* [BRIEF]
Set down each entry exactly as given; pictures should not appear in the copy.

* [DATASET EXCERPTS]
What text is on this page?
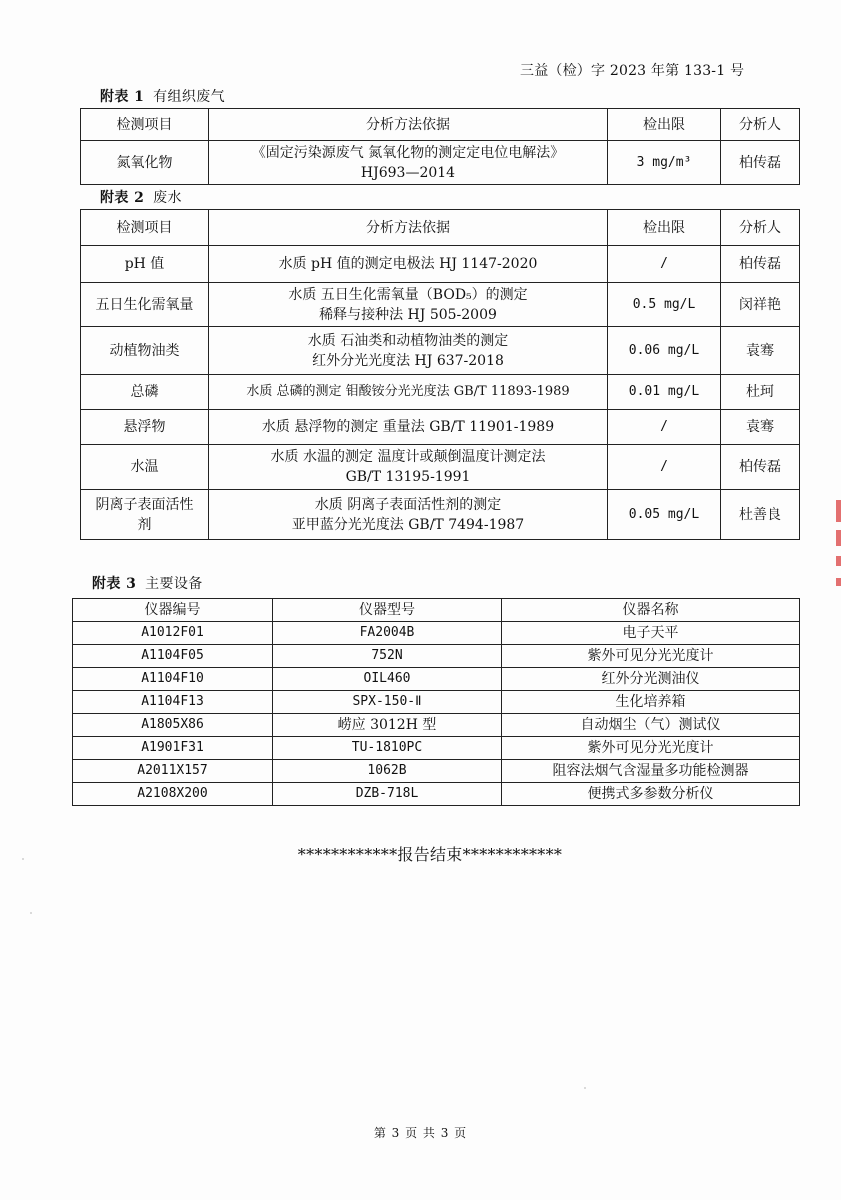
三益（检）字 2023 年第 133-1 号
附表 1 有组织废气
检测项目	分析方法依据	检出限	分析人
氮氧化物	《固定污染源废气 氮氧化物的测定定电位电解法》
HJ693—2014	3 mg/m³	柏传磊
附表 2 废水
检测项目	分析方法依据	检出限	分析人
pH 值	水质 pH 值的测定电极法 HJ 1147-2020	/	柏传磊
五日生化需氧量	水质 五日生化需氧量（BOD₅）的测定
稀释与接种法 HJ 505-2009	0.5 mg/L	闵祥艳
动植物油类	水质 石油类和动植物油类的测定
红外分光光度法 HJ 637-2018	0.06 mg/L	袁骞
总磷	水质 总磷的测定 钼酸铵分光光度法 GB/T 11893-1989	0.01 mg/L	杜珂
悬浮物	水质 悬浮物的测定 重量法 GB/T 11901-1989	/	袁骞
水温	水质 水温的测定 温度计或颠倒温度计测定法
GB/T 13195-1991	/	柏传磊

阴离子表面活性
剂	水质 阴离子表面活性剂的测定
亚甲蓝分光光度法 GB/T 7494-1987	0.05 mg/L	杜善良
附表 3 主要设备
仪器编号	仪器型号	仪器名称
A1012F01	FA2004B	电子天平
A1104F05	752N	紫外可见分光光度计
A1104F10	OIL460	红外分光测油仪
A1104F13	SPX-150-Ⅱ	生化培养箱
A1805X86	崂应 3012H 型	自动烟尘（气）测试仪
A1901F31	TU-1810PC	紫外可见分光光度计
A2011X157	1062B	阻容法烟气含湿量多功能检测器
A2108X200	DZB-718L	便携式多参数分析仪
************报告结束************
第 3 页 共 3 页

* [ANSWER]
What text is on this page?
三益（检）字 2023 年第 133-1 号
附表 1 有组织废气
检测项目	分析方法依据	检出限	分析人
氮氧化物	《固定污染源废气 氮氧化物的测定定电位电解法》
HJ693—2014	3 mg/m³	柏传磊
附表 2 废水
检测项目	分析方法依据	检出限	分析人
pH 值	水质 pH 值的测定电极法 HJ 1147-2020	/	柏传磊
五日生化需氧量	水质 五日生化需氧量（BOD₅）的测定
稀释与接种法 HJ 505-2009	0.5 mg/L	闵祥艳
动植物油类	水质 石油类和动植物油类的测定
红外分光光度法 HJ 637-2018	0.06 mg/L	袁骞
总磷	水质 总磷的测定 钼酸铵分光光度法 GB/T 11893-1989	0.01 mg/L	杜珂
悬浮物	水质 悬浮物的测定 重量法 GB/T 11901-1989	/	袁骞
水温	水质 水温的测定 温度计或颠倒温度计测定法
GB/T 13195-1991	/	柏传磊

阴离子表面活性
剂	水质 阴离子表面活性剂的测定
亚甲蓝分光光度法 GB/T 7494-1987	0.05 mg/L	杜善良
附表 3 主要设备
仪器编号	仪器型号	仪器名称
A1012F01	FA2004B	电子天平
A1104F05	752N	紫外可见分光光度计
A1104F10	OIL460	红外分光测油仪
A1104F13	SPX-150-Ⅱ	生化培养箱
A1805X86	崂应 3012H 型	自动烟尘（气）测试仪
A1901F31	TU-1810PC	紫外可见分光光度计
A2011X157	1062B	阻容法烟气含湿量多功能检测器
A2108X200	DZB-718L	便携式多参数分析仪
************报告结束************
第 3 页 共 3 页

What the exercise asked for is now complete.